>>

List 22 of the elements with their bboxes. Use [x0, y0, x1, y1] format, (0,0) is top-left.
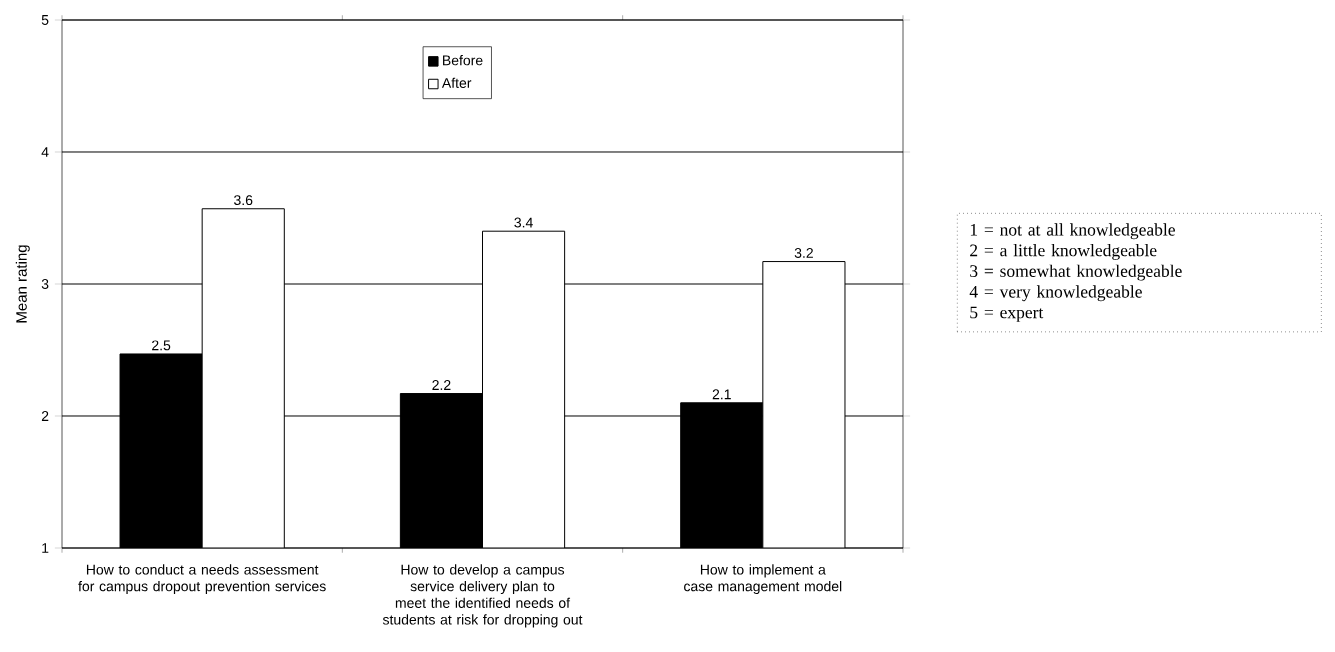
data-label: 2.5: [152, 340, 171, 351]
x-tick-label: How to develop a campus service delivery plan to meet the identified needs of students at risk for dropping out: [382, 564, 583, 628]
y-tick-label: 5: [41, 15, 49, 25]
text: 5 = expert: [970, 306, 1044, 322]
data-label: 2.2: [432, 380, 451, 390]
legend-label: Before: [443, 55, 483, 66]
text: 2 = a little knowledgeable: [970, 244, 1157, 260]
y-axis-title: Mean rating: [15, 245, 30, 323]
y-tick-label: 1: [42, 543, 49, 553]
x-tick-label: How to implement a case management model: [684, 564, 842, 595]
legend-label: After: [441, 77, 472, 88]
data-label: 3.6: [234, 195, 253, 206]
x-tick-label: How to conduct a needs assessment for campus dropout prevention services: [78, 564, 326, 595]
text: 4 = very knowledgeable: [969, 285, 1142, 302]
data-label: 3.2: [794, 247, 813, 258]
data-label: 3.4: [514, 217, 533, 228]
y-tick-label: 4: [41, 147, 49, 157]
y-tick-label: 3: [41, 279, 49, 289]
y-tick-label: 2: [41, 411, 49, 421]
text: 1 = not at all knowledgeable: [970, 223, 1175, 240]
data-label: 2.1: [712, 389, 731, 400]
text: 3 = somewhat knowledgeable: [970, 264, 1182, 281]
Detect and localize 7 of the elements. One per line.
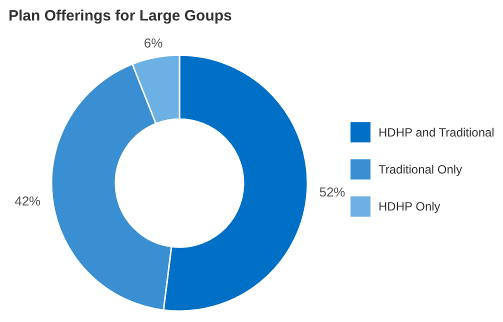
data-label: 52% <box>319 184 346 200</box>
data-label: 6% <box>144 36 164 51</box>
chart-title: Plan Offerings for Large Goups <box>8 8 232 24</box>
legend-label: Traditional Only <box>378 162 462 176</box>
data-label: 42% <box>14 193 42 208</box>
legend-label: HDHP Only <box>378 200 440 214</box>
legend-label: HDHP and Traditional <box>378 125 494 140</box>
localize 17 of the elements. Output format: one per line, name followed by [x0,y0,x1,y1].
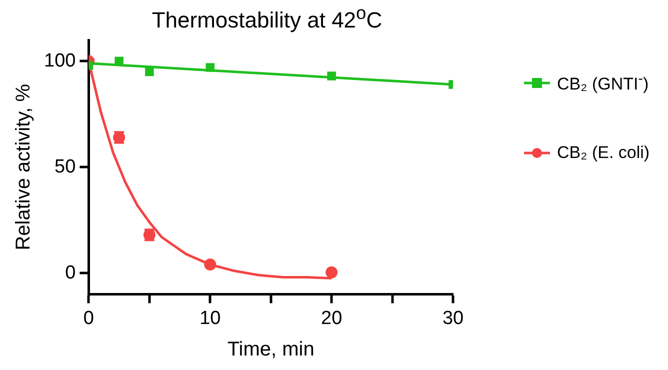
point [326,266,338,278]
x-tick-label: 30 [442,308,464,329]
y-axis-title: Relative activity, % [12,84,35,250]
legend-label: CB₂ (GNTI$^{-}$) [557,71,649,95]
y-tick-label: 0 [65,262,76,284]
x-tick-label: 0 [83,308,94,329]
chart-title: Thermostability at 42$^{o}$C [150,2,384,34]
x-tick-label: 20 [320,308,342,329]
point [145,67,154,76]
x-axis-title: Time, min [227,338,314,361]
y-tick-label: 100 [44,50,76,72]
legend-label: CB₂ (E. coli) [557,143,650,163]
point [206,63,215,72]
x-tick-label: 10 [200,308,221,329]
point [327,72,336,80]
point [204,258,216,271]
y-tick-label: 50 [54,156,76,178]
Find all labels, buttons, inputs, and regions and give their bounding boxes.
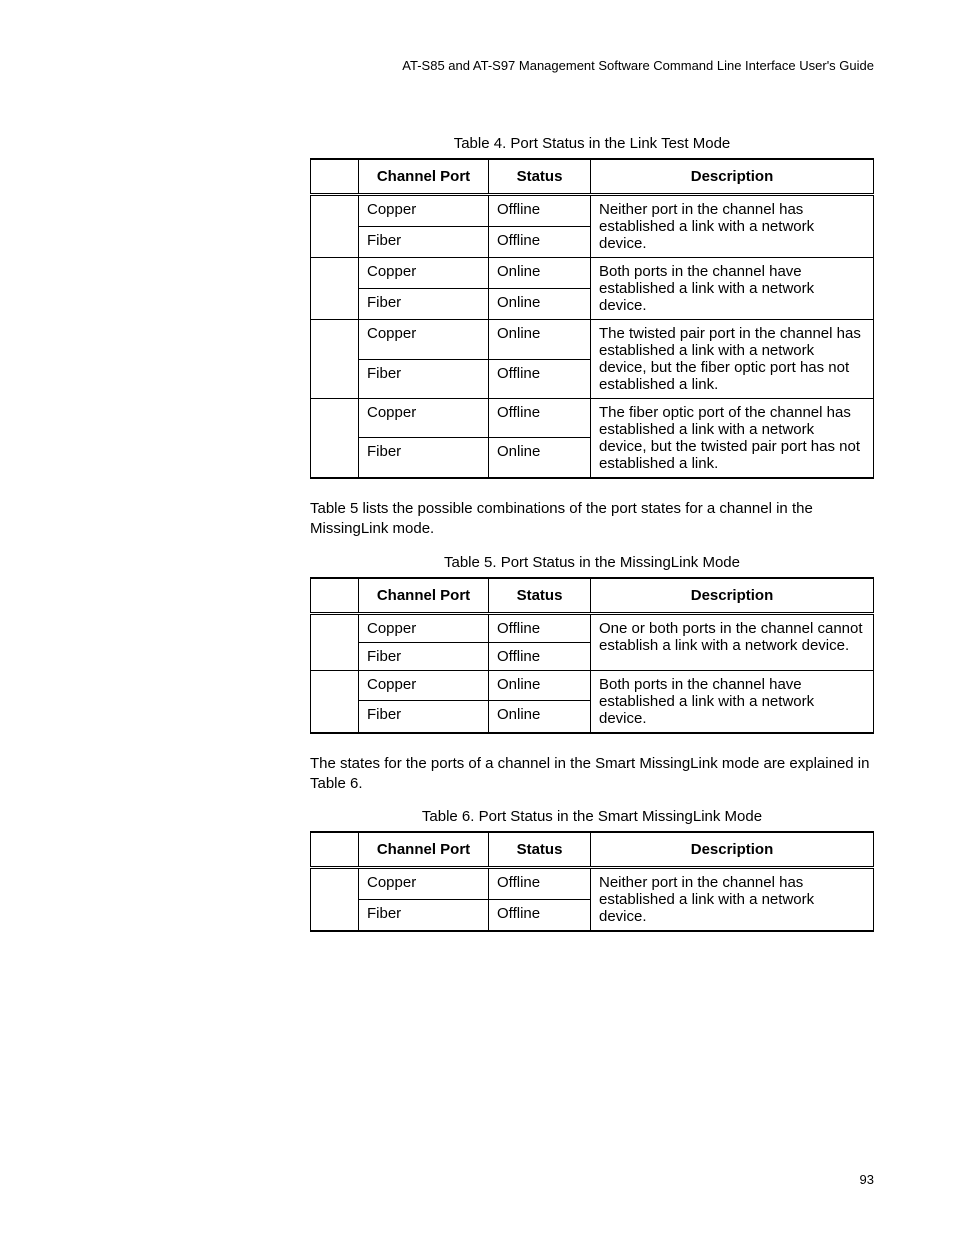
table6-col-port: Channel Port	[359, 832, 489, 868]
status-cell: Online	[489, 670, 591, 701]
table5-col-desc: Description	[591, 578, 874, 614]
paragraph-after-table4: Table 5 lists the possible combinations …	[310, 499, 874, 540]
port-cell: Copper	[359, 868, 489, 900]
port-cell: Copper	[359, 670, 489, 701]
port-cell: Fiber	[359, 359, 489, 399]
table5-col-port: Channel Port	[359, 578, 489, 614]
status-cell: Online	[489, 289, 591, 320]
table5: Channel Port Status Description Copper O…	[310, 577, 874, 734]
desc-cell: The fiber optic port of the channel has …	[591, 399, 874, 479]
port-cell: Copper	[359, 613, 489, 642]
port-cell: Fiber	[359, 701, 489, 733]
desc-cell: Neither port in the channel has establis…	[591, 195, 874, 258]
paragraph-after-table5: The states for the ports of a channel in…	[310, 754, 874, 795]
spacer-cell	[311, 195, 359, 258]
status-cell: Offline	[489, 227, 591, 258]
table4-col-desc: Description	[591, 159, 874, 195]
status-cell: Offline	[489, 868, 591, 900]
table-row: Copper Offline One or both ports in the …	[311, 613, 874, 642]
status-cell: Offline	[489, 399, 591, 438]
running-header: AT-S85 and AT-S97 Management Software Co…	[80, 58, 874, 73]
table4-caption: Table 4. Port Status in the Link Test Mo…	[310, 135, 874, 152]
spacer-cell	[311, 399, 359, 479]
desc-cell: Both ports in the channel have establish…	[591, 258, 874, 320]
desc-cell: Both ports in the channel have establish…	[591, 670, 874, 733]
table5-header-row: Channel Port Status Description	[311, 578, 874, 614]
status-cell: Offline	[489, 195, 591, 227]
page: AT-S85 and AT-S97 Management Software Co…	[0, 0, 954, 1235]
table5-spacer-header	[311, 578, 359, 614]
status-cell: Offline	[489, 900, 591, 931]
status-cell: Online	[489, 438, 591, 478]
port-cell: Fiber	[359, 289, 489, 320]
table-row: Copper Offline Neither port in the chann…	[311, 868, 874, 900]
table-row: Copper Online The twisted pair port in t…	[311, 320, 874, 360]
port-cell: Copper	[359, 399, 489, 438]
table4: Channel Port Status Description Copper O…	[310, 158, 874, 479]
table5-col-status: Status	[489, 578, 591, 614]
table6-col-desc: Description	[591, 832, 874, 868]
table6-spacer-header	[311, 832, 359, 868]
status-cell: Online	[489, 701, 591, 733]
table-row: Copper Offline Neither port in the chann…	[311, 195, 874, 227]
table6-caption: Table 6. Port Status in the Smart Missin…	[310, 808, 874, 825]
status-cell: Online	[489, 320, 591, 360]
status-cell: Offline	[489, 359, 591, 399]
table6: Channel Port Status Description Copper O…	[310, 831, 874, 932]
spacer-cell	[311, 613, 359, 670]
status-cell: Offline	[489, 642, 591, 670]
page-content: Table 4. Port Status in the Link Test Mo…	[310, 135, 874, 932]
table4-col-port: Channel Port	[359, 159, 489, 195]
port-cell: Fiber	[359, 438, 489, 478]
table-row: Copper Online Both ports in the channel …	[311, 670, 874, 701]
table-row: Copper Offline The fiber optic port of t…	[311, 399, 874, 438]
table6-col-status: Status	[489, 832, 591, 868]
table4-header-row: Channel Port Status Description	[311, 159, 874, 195]
status-cell: Offline	[489, 613, 591, 642]
desc-cell: One or both ports in the channel cannot …	[591, 613, 874, 670]
port-cell: Fiber	[359, 642, 489, 670]
desc-cell: The twisted pair port in the channel has…	[591, 320, 874, 399]
page-number: 93	[860, 1172, 874, 1187]
port-cell: Copper	[359, 320, 489, 360]
port-cell: Copper	[359, 195, 489, 227]
table6-header-row: Channel Port Status Description	[311, 832, 874, 868]
table5-caption: Table 5. Port Status in the MissingLink …	[310, 554, 874, 571]
spacer-cell	[311, 868, 359, 932]
spacer-cell	[311, 258, 359, 320]
spacer-cell	[311, 670, 359, 733]
desc-cell: Neither port in the channel has establis…	[591, 868, 874, 932]
table4-spacer-header	[311, 159, 359, 195]
port-cell: Fiber	[359, 900, 489, 931]
port-cell: Fiber	[359, 227, 489, 258]
table4-col-status: Status	[489, 159, 591, 195]
table-row: Copper Online Both ports in the channel …	[311, 258, 874, 289]
port-cell: Copper	[359, 258, 489, 289]
spacer-cell	[311, 320, 359, 399]
status-cell: Online	[489, 258, 591, 289]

<<

### [Problem requirements]
Print all of the lines above word for word, leaving out the pictures.

### [Written answer]
List 22 of the elements with their bboxes. Use [x0, y0, x1, y1] format, (0,0) is top-left.
data-label: 2.5: [152, 340, 171, 351]
x-tick-label: How to develop a campus service delivery plan to meet the identified needs of students at risk for dropping out: [382, 564, 583, 628]
y-tick-label: 5: [41, 15, 49, 25]
text: 5 = expert: [970, 306, 1044, 322]
data-label: 2.2: [432, 380, 451, 390]
legend-label: Before: [443, 55, 483, 66]
text: 2 = a little knowledgeable: [970, 244, 1157, 260]
y-axis-title: Mean rating: [15, 245, 30, 323]
y-tick-label: 1: [42, 543, 49, 553]
x-tick-label: How to implement a case management model: [684, 564, 842, 595]
legend-label: After: [441, 77, 472, 88]
data-label: 3.6: [234, 195, 253, 206]
x-tick-label: How to conduct a needs assessment for campus dropout prevention services: [78, 564, 326, 595]
text: 4 = very knowledgeable: [969, 285, 1142, 302]
data-label: 3.2: [794, 247, 813, 258]
data-label: 3.4: [514, 217, 533, 228]
y-tick-label: 4: [41, 147, 49, 157]
y-tick-label: 3: [41, 279, 49, 289]
y-tick-label: 2: [41, 411, 49, 421]
text: 1 = not at all knowledgeable: [970, 223, 1175, 240]
data-label: 2.1: [712, 389, 731, 400]
text: 3 = somewhat knowledgeable: [970, 264, 1182, 281]
Detect and localize 7 of the elements. One per line.
data-label: 52% <box>319 184 346 200</box>
data-label: 6% <box>144 36 164 51</box>
chart-title: Plan Offerings for Large Goups <box>8 8 232 24</box>
legend-label: Traditional Only <box>378 162 462 176</box>
data-label: 42% <box>14 193 42 208</box>
legend-label: HDHP Only <box>378 200 440 214</box>
legend-label: HDHP and Traditional <box>378 125 494 140</box>
localize 17 of the elements. Output format: one per line, name followed by [x0,y0,x1,y1].
point [326,266,338,278]
x-tick-label: 30 [442,308,464,329]
y-axis-title: Relative activity, % [12,84,35,250]
legend-label: CB₂ (GNTI$^{-}$) [557,71,649,95]
y-tick-label: 0 [65,262,76,284]
x-tick-label: 0 [83,308,94,329]
chart-title: Thermostability at 42$^{o}$C [150,2,384,34]
x-tick-label: 20 [320,308,342,329]
point [145,67,154,76]
x-axis-title: Time, min [227,338,314,361]
y-tick-label: 100 [44,50,76,72]
legend-label: CB₂ (E. coli) [557,143,650,163]
point [206,63,215,72]
x-tick-label: 10 [200,308,221,329]
point [327,72,336,80]
point [204,258,216,271]
y-tick-label: 50 [54,156,76,178]
Find all labels, buttons, inputs, and regions and give their bounding boxes.
table6-col-port: Channel Port	[359, 832, 489, 868]
status-cell: Online	[489, 670, 591, 701]
table5-col-desc: Description	[591, 578, 874, 614]
paragraph-after-table4: Table 5 lists the possible combinations …	[310, 499, 874, 540]
port-cell: Copper	[359, 868, 489, 900]
port-cell: Copper	[359, 670, 489, 701]
port-cell: Fiber	[359, 359, 489, 399]
table5-col-port: Channel Port	[359, 578, 489, 614]
status-cell: Online	[489, 289, 591, 320]
table5: Channel Port Status Description Copper O…	[310, 577, 874, 734]
desc-cell: The fiber optic port of the channel has …	[591, 399, 874, 479]
port-cell: Copper	[359, 613, 489, 642]
port-cell: Fiber	[359, 701, 489, 733]
desc-cell: Neither port in the channel has establis…	[591, 195, 874, 258]
paragraph-after-table5: The states for the ports of a channel in…	[310, 754, 874, 795]
spacer-cell	[311, 195, 359, 258]
status-cell: Offline	[489, 227, 591, 258]
table4-col-desc: Description	[591, 159, 874, 195]
status-cell: Offline	[489, 868, 591, 900]
table-row: Copper Offline One or both ports in the …	[311, 613, 874, 642]
status-cell: Offline	[489, 399, 591, 438]
running-header: AT-S85 and AT-S97 Management Software Co…	[80, 58, 874, 73]
table4-caption: Table 4. Port Status in the Link Test Mo…	[310, 135, 874, 152]
spacer-cell	[311, 399, 359, 479]
desc-cell: Both ports in the channel have establish…	[591, 258, 874, 320]
desc-cell: Both ports in the channel have establish…	[591, 670, 874, 733]
table5-header-row: Channel Port Status Description	[311, 578, 874, 614]
status-cell: Offline	[489, 195, 591, 227]
page: AT-S85 and AT-S97 Management Software Co…	[0, 0, 954, 1235]
table5-spacer-header	[311, 578, 359, 614]
status-cell: Offline	[489, 900, 591, 931]
status-cell: Online	[489, 438, 591, 478]
port-cell: Fiber	[359, 289, 489, 320]
table-row: Copper Offline Neither port in the chann…	[311, 868, 874, 900]
table-row: Copper Online The twisted pair port in t…	[311, 320, 874, 360]
port-cell: Copper	[359, 399, 489, 438]
table4: Channel Port Status Description Copper O…	[310, 158, 874, 479]
table5-col-status: Status	[489, 578, 591, 614]
table6-col-desc: Description	[591, 832, 874, 868]
table6-spacer-header	[311, 832, 359, 868]
status-cell: Online	[489, 701, 591, 733]
table-row: Copper Offline Neither port in the chann…	[311, 195, 874, 227]
table6-caption: Table 6. Port Status in the Smart Missin…	[310, 808, 874, 825]
status-cell: Online	[489, 320, 591, 360]
status-cell: Offline	[489, 359, 591, 399]
table6: Channel Port Status Description Copper O…	[310, 831, 874, 932]
spacer-cell	[311, 613, 359, 670]
status-cell: Offline	[489, 642, 591, 670]
page-content: Table 4. Port Status in the Link Test Mo…	[310, 135, 874, 932]
table4-col-port: Channel Port	[359, 159, 489, 195]
port-cell: Fiber	[359, 438, 489, 478]
table-row: Copper Online Both ports in the channel …	[311, 670, 874, 701]
table-row: Copper Offline The fiber optic port of t…	[311, 399, 874, 438]
table6-col-status: Status	[489, 832, 591, 868]
table4-header-row: Channel Port Status Description	[311, 159, 874, 195]
status-cell: Offline	[489, 613, 591, 642]
desc-cell: One or both ports in the channel cannot …	[591, 613, 874, 670]
port-cell: Fiber	[359, 642, 489, 670]
desc-cell: The twisted pair port in the channel has…	[591, 320, 874, 399]
page-number: 93	[860, 1172, 874, 1187]
port-cell: Copper	[359, 320, 489, 360]
port-cell: Copper	[359, 195, 489, 227]
table6-header-row: Channel Port Status Description	[311, 832, 874, 868]
table5-caption: Table 5. Port Status in the MissingLink …	[310, 554, 874, 571]
spacer-cell	[311, 868, 359, 932]
spacer-cell	[311, 258, 359, 320]
spacer-cell	[311, 670, 359, 733]
desc-cell: Neither port in the channel has establis…	[591, 868, 874, 932]
table4-spacer-header	[311, 159, 359, 195]
port-cell: Fiber	[359, 900, 489, 931]
port-cell: Fiber	[359, 227, 489, 258]
table4-col-status: Status	[489, 159, 591, 195]
table-row: Copper Online Both ports in the channel …	[311, 258, 874, 289]
port-cell: Copper	[359, 258, 489, 289]
spacer-cell	[311, 320, 359, 399]
status-cell: Online	[489, 258, 591, 289]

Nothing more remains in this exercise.